*GIVEN PASSAGE*

# # #

We live in a culture where fat shaming is normal, and where food is loaded with social and emotional messages for many people. However, food is essential to life, and as social creatures, food plays an important role (or can) in our interactions. Creating spaces where food can be approached in a comfortable and relaxed way, can really help improve happiness. Sharing nutritionally good food in easygoing company can be a source of great comfort, joy and pleasure. Being cooked for often registers with people as an expression of care. I’ve also heard many stories about older relatives who expressed love through food – and so long as that’s not your only expression, that’s fine.
Eating well takes care of some of our most basic needs. To eat well in a physically comfortable space as part of a community where you feel safe and welcome, answers a great many of our most basic needs. Taking the time to do this can be really powerful. When we feel under pressure to rush about, and eat solitary meals in a hurry, we miss out on a lot of good stuff, and we miss the social bonding that can happen around food.
I appreciate that for anyone with an eating disorder, food is stressful and problematic. I don’t have the experience to speak to that in much detail, I’ve only ever been on the edges of it. I think any of us can help with this by making food more comfortable and less stressful – not loading it emotionally with shame or with demands, not putting pressure on anyone over what they do, or do not eat, not making body size or appetite an issue – it all helps make eating less of an issue. Acceptance can be powerful and enabling.

# # #

*RAW DATA*
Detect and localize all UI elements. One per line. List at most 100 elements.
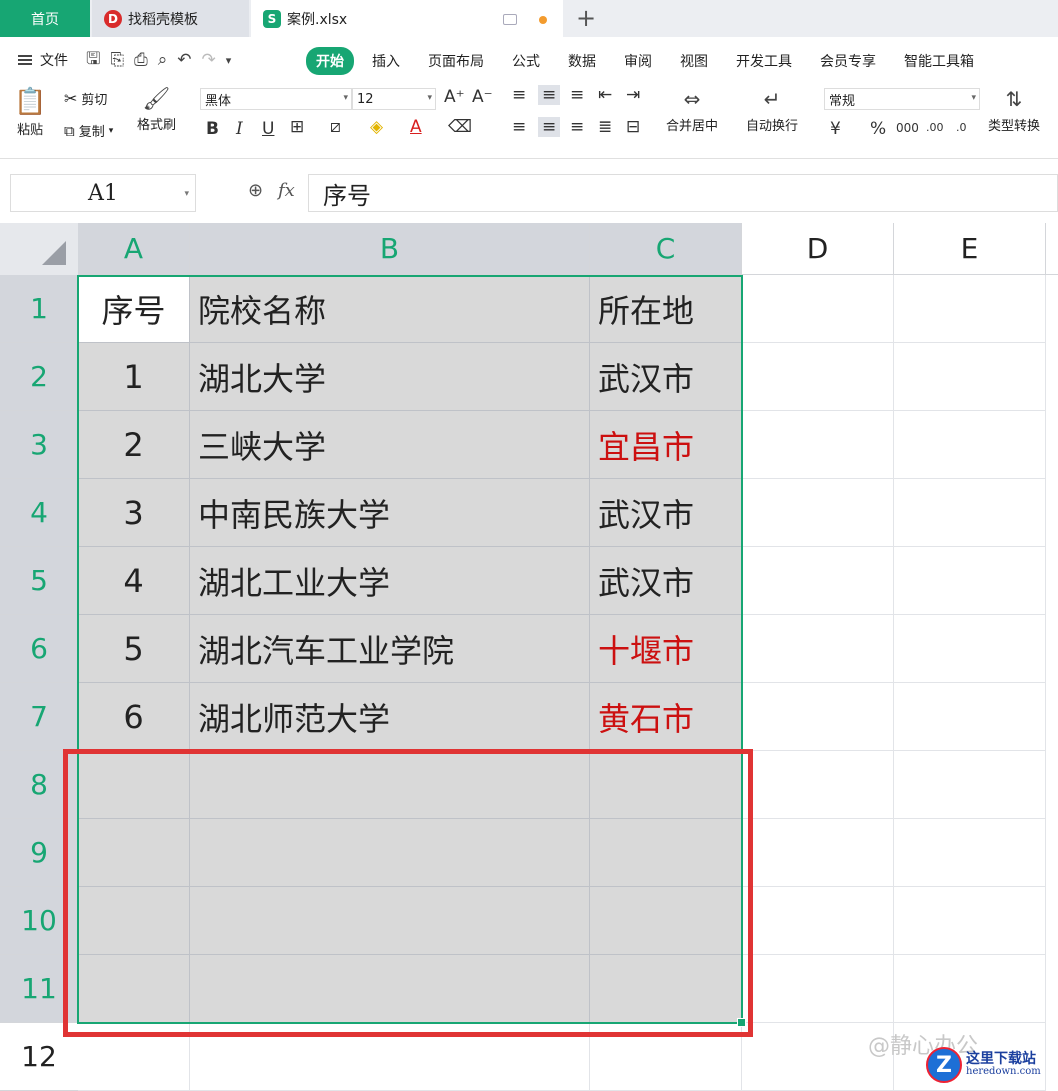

# # #

*GOALS*
- a) In the passage about food and social connection, how does being cooked for often register with people?
- b) Continue the passage about food and social connection from its final sentence.

*ANSWERS FOR THIS EXERCISE*
- a) As an expression of care.

- b)
If you’re concerned about someone else’s body shape, or about what they do, or do not eat, and the person is not your own small child, it’s not your job to tell them. A great deal of food-related bullying comes from people who are convinced they are being helpful. As though overweight and underweight people are unable to tell what’s going on with their bodies. Yes, sometimes illness distorts body sense, but if you aren’t either a mental health professional, or absolutely aware of how the person sees themselves, you’ve got no basis to take this on. Challenging people over their eating and body size usually has the effect of making them feel worse, disempowered, ashamed and miserable. None of these feelings enable a person to move towards a more sustaining relationship with food.
If you want to help someone have a happier relationship with food, quietly model that relationship, and give them a safe and supportive space in which they can make changes for themselves.